→ Provided data:
* * *

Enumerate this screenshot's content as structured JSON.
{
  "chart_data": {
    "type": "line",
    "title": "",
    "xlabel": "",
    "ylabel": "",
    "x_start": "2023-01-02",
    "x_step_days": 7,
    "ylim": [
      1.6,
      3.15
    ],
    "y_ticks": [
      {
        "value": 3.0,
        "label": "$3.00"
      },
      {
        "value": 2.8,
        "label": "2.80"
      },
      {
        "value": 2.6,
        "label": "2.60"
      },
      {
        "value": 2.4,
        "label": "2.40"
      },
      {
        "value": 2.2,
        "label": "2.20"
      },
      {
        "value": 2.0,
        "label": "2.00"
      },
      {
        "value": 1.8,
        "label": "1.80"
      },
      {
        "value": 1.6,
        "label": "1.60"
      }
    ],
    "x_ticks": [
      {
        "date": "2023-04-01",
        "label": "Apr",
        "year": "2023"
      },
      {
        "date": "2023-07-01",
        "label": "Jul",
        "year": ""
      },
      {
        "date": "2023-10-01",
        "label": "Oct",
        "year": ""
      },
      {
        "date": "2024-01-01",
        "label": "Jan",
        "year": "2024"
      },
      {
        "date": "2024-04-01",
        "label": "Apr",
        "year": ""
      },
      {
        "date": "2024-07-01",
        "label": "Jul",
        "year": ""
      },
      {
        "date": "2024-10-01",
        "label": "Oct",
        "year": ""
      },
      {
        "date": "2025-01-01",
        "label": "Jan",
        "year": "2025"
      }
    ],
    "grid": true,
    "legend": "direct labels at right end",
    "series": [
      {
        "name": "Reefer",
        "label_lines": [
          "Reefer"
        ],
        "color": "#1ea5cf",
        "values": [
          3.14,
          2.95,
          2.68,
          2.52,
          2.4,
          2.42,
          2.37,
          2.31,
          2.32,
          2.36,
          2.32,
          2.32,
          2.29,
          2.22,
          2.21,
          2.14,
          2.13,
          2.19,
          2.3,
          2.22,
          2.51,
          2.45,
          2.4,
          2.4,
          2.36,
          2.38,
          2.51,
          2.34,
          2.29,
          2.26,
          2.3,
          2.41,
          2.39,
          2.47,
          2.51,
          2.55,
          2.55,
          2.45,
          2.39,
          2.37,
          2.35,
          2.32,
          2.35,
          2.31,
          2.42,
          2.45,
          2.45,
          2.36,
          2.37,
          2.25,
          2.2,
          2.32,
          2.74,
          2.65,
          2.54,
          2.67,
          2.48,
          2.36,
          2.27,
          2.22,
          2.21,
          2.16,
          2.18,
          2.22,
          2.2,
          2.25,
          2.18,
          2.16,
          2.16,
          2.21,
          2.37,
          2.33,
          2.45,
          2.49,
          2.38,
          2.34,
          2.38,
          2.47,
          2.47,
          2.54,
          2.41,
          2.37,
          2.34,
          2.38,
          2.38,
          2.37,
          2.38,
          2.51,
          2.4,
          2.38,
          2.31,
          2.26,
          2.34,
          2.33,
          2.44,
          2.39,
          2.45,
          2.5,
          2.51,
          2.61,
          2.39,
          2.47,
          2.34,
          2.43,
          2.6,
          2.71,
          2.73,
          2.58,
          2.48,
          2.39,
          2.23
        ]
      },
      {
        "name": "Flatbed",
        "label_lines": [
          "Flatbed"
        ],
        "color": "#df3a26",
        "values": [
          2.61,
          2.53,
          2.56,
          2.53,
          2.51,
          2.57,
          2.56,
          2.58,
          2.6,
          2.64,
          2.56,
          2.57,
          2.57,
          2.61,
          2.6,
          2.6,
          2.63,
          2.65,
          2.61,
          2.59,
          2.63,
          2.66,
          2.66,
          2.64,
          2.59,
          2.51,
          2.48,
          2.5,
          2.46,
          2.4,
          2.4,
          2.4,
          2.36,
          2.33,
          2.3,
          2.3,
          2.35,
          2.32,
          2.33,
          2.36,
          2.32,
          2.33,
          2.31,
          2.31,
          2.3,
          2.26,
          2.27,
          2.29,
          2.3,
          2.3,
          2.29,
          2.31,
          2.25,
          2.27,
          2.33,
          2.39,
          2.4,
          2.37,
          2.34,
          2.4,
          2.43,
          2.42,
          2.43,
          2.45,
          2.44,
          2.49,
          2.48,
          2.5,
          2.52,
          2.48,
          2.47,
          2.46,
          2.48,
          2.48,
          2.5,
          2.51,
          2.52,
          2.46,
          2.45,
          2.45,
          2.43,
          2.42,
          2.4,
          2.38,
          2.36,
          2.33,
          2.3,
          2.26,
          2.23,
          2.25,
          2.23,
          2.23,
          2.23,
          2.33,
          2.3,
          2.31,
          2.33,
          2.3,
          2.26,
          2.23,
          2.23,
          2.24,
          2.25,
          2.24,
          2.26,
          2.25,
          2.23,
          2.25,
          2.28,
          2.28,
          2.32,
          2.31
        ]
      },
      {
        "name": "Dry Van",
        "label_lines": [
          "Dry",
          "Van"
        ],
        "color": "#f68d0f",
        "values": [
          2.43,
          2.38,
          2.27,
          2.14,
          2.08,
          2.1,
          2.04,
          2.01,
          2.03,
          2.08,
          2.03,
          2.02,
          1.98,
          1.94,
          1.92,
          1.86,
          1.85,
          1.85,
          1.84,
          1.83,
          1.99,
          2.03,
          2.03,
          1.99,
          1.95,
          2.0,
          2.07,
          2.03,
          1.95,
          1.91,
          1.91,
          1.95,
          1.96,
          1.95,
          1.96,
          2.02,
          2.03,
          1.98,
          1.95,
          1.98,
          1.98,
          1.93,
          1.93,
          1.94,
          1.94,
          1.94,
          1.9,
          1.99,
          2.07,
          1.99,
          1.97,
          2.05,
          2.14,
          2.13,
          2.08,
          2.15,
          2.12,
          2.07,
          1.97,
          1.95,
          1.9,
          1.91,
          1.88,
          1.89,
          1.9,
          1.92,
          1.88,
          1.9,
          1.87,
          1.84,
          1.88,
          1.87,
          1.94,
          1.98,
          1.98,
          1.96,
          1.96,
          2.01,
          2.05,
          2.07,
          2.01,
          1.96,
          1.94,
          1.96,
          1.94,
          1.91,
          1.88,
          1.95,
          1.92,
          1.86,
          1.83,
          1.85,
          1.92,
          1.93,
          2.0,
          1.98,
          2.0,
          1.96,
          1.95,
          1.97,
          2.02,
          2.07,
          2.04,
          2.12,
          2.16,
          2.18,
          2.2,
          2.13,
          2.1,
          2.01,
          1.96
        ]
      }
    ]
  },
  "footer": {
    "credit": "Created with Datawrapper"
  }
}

* * *

Write the complete data out, exactly as above.

Enumerate this screenshot's content as structured JSON.
{
  "chart_data": {
    "type": "line",
    "title": "",
    "xlabel": "",
    "ylabel": "",
    "x_start": "2023-01-02",
    "x_step_days": 7,
    "ylim": [
      1.6,
      3.15
    ],
    "y_ticks": [
      {
        "value": 3.0,
        "label": "$3.00"
      },
      {
        "value": 2.8,
        "label": "2.80"
      },
      {
        "value": 2.6,
        "label": "2.60"
      },
      {
        "value": 2.4,
        "label": "2.40"
      },
      {
        "value": 2.2,
        "label": "2.20"
      },
      {
        "value": 2.0,
        "label": "2.00"
      },
      {
        "value": 1.8,
        "label": "1.80"
      },
      {
        "value": 1.6,
        "label": "1.60"
      }
    ],
    "x_ticks": [
      {
        "date": "2023-04-01",
        "label": "Apr",
        "year": "2023"
      },
      {
        "date": "2023-07-01",
        "label": "Jul",
        "year": ""
      },
      {
        "date": "2023-10-01",
        "label": "Oct",
        "year": ""
      },
      {
        "date": "2024-01-01",
        "label": "Jan",
        "year": "2024"
      },
      {
        "date": "2024-04-01",
        "label": "Apr",
        "year": ""
      },
      {
        "date": "2024-07-01",
        "label": "Jul",
        "year": ""
      },
      {
        "date": "2024-10-01",
        "label": "Oct",
        "year": ""
      },
      {
        "date": "2025-01-01",
        "label": "Jan",
        "year": "2025"
      }
    ],
    "grid": true,
    "legend": "direct labels at right end",
    "series": [
      {
        "name": "Reefer",
        "label_lines": [
          "Reefer"
        ],
        "color": "#1ea5cf",
        "values": [
          3.14,
          2.95,
          2.68,
          2.52,
          2.4,
          2.42,
          2.37,
          2.31,
          2.32,
          2.36,
          2.32,
          2.32,
          2.29,
          2.22,
          2.21,
          2.14,
          2.13,
          2.19,
          2.3,
          2.22,
          2.51,
          2.45,
          2.4,
          2.4,
          2.36,
          2.38,
          2.51,
          2.34,
          2.29,
          2.26,
          2.3,
          2.41,
          2.39,
          2.47,
          2.51,
          2.55,
          2.55,
          2.45,
          2.39,
          2.37,
          2.35,
          2.32,
          2.35,
          2.31,
          2.42,
          2.45,
          2.45,
          2.36,
          2.37,
          2.25,
          2.2,
          2.32,
          2.74,
          2.65,
          2.54,
          2.67,
          2.48,
          2.36,
          2.27,
          2.22,
          2.21,
          2.16,
          2.18,
          2.22,
          2.2,
          2.25,
          2.18,
          2.16,
          2.16,
          2.21,
          2.37,
          2.33,
          2.45,
          2.49,
          2.38,
          2.34,
          2.38,
          2.47,
          2.47,
          2.54,
          2.41,
          2.37,
          2.34,
          2.38,
          2.38,
          2.37,
          2.38,
          2.51,
          2.4,
          2.38,
          2.31,
          2.26,
          2.34,
          2.33,
          2.44,
          2.39,
          2.45,
          2.5,
          2.51,
          2.61,
          2.39,
          2.47,
          2.34,
          2.43,
          2.6,
          2.71,
          2.73,
          2.58,
          2.48,
          2.39,
          2.23
        ]
      },
      {
        "name": "Flatbed",
        "label_lines": [
          "Flatbed"
        ],
        "color": "#df3a26",
        "values": [
          2.61,
          2.53,
          2.56,
          2.53,
          2.51,
          2.57,
          2.56,
          2.58,
          2.6,
          2.64,
          2.56,
          2.57,
          2.57,
          2.61,
          2.6,
          2.6,
          2.63,
          2.65,
          2.61,
          2.59,
          2.63,
          2.66,
          2.66,
          2.64,
          2.59,
          2.51,
          2.48,
          2.5,
          2.46,
          2.4,
          2.4,
          2.4,
          2.36,
          2.33,
          2.3,
          2.3,
          2.35,
          2.32,
          2.33,
          2.36,
          2.32,
          2.33,
          2.31,
          2.31,
          2.3,
          2.26,
          2.27,
          2.29,
          2.3,
          2.3,
          2.29,
          2.31,
          2.25,
          2.27,
          2.33,
          2.39,
          2.4,
          2.37,
          2.34,
          2.4,
          2.43,
          2.42,
          2.43,
          2.45,
          2.44,
          2.49,
          2.48,
          2.5,
          2.52,
          2.48,
          2.47,
          2.46,
          2.48,
          2.48,
          2.5,
          2.51,
          2.52,
          2.46,
          2.45,
          2.45,
          2.43,
          2.42,
          2.4,
          2.38,
          2.36,
          2.33,
          2.3,
          2.26,
          2.23,
          2.25,
          2.23,
          2.23,
          2.23,
          2.33,
          2.3,
          2.31,
          2.33,
          2.3,
          2.26,
          2.23,
          2.23,
          2.24,
          2.25,
          2.24,
          2.26,
          2.25,
          2.23,
          2.25,
          2.28,
          2.28,
          2.32,
          2.31
        ]
      },
      {
        "name": "Dry Van",
        "label_lines": [
          "Dry",
          "Van"
        ],
        "color": "#f68d0f",
        "values": [
          2.43,
          2.38,
          2.27,
          2.14,
          2.08,
          2.1,
          2.04,
          2.01,
          2.03,
          2.08,
          2.03,
          2.02,
          1.98,
          1.94,
          1.92,
          1.86,
          1.85,
          1.85,
          1.84,
          1.83,
          1.99,
          2.03,
          2.03,
          1.99,
          1.95,
          2.0,
          2.07,
          2.03,
          1.95,
          1.91,
          1.91,
          1.95,
          1.96,
          1.95,
          1.96,
          2.02,
          2.03,
          1.98,
          1.95,
          1.98,
          1.98,
          1.93,
          1.93,
          1.94,
          1.94,
          1.94,
          1.9,
          1.99,
          2.07,
          1.99,
          1.97,
          2.05,
          2.14,
          2.13,
          2.08,
          2.15,
          2.12,
          2.07,
          1.97,
          1.95,
          1.9,
          1.91,
          1.88,
          1.89,
          1.9,
          1.92,
          1.88,
          1.9,
          1.87,
          1.84,
          1.88,
          1.87,
          1.94,
          1.98,
          1.98,
          1.96,
          1.96,
          2.01,
          2.05,
          2.07,
          2.01,
          1.96,
          1.94,
          1.96,
          1.94,
          1.91,
          1.88,
          1.95,
          1.92,
          1.86,
          1.83,
          1.85,
          1.92,
          1.93,
          2.0,
          1.98,
          2.0,
          1.96,
          1.95,
          1.97,
          2.02,
          2.07,
          2.04,
          2.12,
          2.16,
          2.18,
          2.2,
          2.13,
          2.1,
          2.01,
          1.96
        ]
      }
    ]
  },
  "footer": {
    "credit": "Created with Datawrapper"
  }
}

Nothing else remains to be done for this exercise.